-- BEGIN --

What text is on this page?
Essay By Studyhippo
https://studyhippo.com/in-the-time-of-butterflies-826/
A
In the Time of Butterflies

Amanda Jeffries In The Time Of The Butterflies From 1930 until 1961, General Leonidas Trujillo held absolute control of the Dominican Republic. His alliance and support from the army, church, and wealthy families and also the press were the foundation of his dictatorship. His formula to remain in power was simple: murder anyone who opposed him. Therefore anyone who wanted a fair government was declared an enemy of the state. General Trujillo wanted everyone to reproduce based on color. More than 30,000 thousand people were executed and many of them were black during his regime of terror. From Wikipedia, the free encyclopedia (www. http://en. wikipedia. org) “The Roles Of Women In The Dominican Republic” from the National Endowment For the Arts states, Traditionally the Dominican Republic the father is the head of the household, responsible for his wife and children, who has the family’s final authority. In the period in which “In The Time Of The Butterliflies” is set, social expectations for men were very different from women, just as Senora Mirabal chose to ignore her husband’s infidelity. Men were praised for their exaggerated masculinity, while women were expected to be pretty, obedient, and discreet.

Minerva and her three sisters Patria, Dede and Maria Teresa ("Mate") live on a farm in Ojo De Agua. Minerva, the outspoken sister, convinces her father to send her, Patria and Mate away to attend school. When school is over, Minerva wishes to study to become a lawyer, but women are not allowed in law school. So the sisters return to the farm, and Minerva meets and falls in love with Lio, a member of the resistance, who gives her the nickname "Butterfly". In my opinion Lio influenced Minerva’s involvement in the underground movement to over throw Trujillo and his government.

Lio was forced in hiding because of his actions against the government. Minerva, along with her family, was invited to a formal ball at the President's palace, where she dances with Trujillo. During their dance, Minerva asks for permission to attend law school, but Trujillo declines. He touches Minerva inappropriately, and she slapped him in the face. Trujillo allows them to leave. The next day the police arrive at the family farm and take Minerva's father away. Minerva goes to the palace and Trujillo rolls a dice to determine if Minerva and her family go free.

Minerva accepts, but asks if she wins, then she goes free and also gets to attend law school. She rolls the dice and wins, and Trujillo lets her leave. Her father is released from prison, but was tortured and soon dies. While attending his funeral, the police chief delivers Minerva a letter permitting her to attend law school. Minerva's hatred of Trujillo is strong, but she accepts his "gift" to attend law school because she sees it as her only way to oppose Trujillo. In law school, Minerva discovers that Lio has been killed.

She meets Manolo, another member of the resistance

-- END --

REQUIREMENT
Provide the count, and nothing else, of lines in the data above where the word "member" occurs.

THE ANSWER
2